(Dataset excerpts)
# # # #
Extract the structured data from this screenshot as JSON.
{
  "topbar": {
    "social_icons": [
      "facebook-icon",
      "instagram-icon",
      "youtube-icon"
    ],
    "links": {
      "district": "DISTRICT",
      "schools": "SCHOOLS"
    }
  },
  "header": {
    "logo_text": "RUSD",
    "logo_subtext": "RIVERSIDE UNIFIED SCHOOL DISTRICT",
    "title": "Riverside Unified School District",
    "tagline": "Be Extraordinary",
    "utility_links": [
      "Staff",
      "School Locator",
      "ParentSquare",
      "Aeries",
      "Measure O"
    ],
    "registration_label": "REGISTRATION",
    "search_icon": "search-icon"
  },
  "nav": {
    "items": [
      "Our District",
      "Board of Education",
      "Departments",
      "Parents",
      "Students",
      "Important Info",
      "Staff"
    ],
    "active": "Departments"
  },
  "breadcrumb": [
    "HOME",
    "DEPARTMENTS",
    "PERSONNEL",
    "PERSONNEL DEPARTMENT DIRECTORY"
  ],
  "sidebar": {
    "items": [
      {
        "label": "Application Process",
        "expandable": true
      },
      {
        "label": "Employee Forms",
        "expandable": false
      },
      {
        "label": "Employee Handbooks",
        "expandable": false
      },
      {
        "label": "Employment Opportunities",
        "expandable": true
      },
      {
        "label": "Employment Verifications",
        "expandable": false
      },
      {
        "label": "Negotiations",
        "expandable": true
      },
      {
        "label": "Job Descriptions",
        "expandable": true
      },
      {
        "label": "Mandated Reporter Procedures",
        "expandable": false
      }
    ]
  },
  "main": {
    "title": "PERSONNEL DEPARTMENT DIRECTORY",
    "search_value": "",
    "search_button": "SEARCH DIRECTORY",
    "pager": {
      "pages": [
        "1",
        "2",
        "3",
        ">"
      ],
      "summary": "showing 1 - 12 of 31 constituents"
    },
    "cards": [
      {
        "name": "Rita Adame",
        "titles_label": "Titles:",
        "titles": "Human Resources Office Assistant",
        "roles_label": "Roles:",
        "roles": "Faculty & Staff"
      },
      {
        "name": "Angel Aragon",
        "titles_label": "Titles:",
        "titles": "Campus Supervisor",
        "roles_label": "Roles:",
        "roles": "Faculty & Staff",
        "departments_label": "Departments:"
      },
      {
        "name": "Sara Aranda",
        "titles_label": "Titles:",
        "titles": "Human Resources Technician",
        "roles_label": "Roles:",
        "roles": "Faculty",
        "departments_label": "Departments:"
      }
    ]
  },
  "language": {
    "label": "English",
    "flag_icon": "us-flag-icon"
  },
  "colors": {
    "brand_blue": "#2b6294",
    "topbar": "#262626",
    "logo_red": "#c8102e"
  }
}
# # # #
Description of the task:
Collect each line containing the string "Human".

The result:
        "titles": "Human Resources Office Assistant",
        "titles": "Human Resources Technician",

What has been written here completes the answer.